Records from a dataset:

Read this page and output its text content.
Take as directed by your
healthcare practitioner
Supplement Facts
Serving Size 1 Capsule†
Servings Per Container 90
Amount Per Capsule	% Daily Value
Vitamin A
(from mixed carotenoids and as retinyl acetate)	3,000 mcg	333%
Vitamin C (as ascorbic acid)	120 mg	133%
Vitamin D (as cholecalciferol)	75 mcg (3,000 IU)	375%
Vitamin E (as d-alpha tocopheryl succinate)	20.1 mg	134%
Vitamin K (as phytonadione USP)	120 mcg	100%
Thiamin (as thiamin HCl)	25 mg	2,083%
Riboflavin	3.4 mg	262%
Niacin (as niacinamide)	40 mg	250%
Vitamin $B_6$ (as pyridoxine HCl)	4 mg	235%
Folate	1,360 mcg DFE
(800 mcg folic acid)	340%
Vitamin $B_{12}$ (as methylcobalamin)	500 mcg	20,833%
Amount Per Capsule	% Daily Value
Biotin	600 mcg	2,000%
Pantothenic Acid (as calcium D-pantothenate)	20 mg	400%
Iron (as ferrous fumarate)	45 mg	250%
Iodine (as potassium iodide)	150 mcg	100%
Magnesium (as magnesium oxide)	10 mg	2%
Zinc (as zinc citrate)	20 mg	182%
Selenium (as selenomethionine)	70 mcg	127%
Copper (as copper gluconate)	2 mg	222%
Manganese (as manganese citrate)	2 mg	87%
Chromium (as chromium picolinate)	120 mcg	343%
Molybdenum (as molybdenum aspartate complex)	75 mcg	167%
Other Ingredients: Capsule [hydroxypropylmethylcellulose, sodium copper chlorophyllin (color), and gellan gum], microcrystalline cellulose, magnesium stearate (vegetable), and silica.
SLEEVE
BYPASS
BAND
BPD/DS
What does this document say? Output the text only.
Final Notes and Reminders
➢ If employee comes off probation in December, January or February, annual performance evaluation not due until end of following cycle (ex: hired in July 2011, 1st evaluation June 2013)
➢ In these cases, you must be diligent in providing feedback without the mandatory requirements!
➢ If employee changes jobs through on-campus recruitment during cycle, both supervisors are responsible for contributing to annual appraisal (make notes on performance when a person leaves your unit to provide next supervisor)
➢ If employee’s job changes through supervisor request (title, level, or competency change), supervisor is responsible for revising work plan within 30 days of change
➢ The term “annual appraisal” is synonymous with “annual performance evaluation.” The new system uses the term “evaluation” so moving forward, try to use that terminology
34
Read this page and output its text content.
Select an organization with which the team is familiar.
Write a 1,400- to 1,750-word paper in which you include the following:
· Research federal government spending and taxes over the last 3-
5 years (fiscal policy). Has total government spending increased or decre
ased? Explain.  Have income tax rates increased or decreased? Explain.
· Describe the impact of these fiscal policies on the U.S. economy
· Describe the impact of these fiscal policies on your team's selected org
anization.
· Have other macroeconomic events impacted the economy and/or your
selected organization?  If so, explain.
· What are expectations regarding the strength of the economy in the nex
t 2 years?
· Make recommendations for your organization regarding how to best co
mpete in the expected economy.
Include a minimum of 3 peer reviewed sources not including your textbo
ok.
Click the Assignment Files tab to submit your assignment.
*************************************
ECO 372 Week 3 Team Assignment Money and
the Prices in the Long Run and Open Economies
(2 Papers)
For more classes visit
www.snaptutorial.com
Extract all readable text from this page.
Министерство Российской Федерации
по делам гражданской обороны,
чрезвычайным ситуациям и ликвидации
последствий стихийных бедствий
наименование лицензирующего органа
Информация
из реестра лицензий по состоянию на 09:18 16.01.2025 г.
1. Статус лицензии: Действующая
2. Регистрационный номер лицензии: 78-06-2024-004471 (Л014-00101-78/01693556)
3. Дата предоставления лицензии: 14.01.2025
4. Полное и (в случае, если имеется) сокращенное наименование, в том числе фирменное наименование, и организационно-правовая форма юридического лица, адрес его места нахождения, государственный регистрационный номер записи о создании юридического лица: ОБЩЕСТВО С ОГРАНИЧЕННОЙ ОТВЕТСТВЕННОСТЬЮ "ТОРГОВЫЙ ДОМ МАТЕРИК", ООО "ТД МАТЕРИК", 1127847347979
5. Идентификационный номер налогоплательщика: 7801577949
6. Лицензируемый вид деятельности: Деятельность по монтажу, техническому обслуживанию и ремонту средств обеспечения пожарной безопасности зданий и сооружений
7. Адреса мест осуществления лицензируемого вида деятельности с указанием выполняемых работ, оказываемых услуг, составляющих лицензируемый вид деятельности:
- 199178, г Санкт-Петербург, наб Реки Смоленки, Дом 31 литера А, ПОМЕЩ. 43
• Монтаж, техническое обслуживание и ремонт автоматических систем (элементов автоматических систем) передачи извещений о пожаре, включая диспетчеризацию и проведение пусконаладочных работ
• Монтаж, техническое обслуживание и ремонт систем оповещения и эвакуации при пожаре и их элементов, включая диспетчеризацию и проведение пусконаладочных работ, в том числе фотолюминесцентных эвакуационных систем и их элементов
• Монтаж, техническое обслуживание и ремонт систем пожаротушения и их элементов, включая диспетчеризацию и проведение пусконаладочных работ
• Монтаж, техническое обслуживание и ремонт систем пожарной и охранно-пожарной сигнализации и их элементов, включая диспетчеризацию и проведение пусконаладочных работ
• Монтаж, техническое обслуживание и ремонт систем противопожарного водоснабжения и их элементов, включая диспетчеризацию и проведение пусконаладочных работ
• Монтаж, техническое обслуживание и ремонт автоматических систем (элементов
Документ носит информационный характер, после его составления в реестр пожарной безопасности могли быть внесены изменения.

Set problem: Give the number of lines where the string "changes" occurs, without any further text.

Final result: 2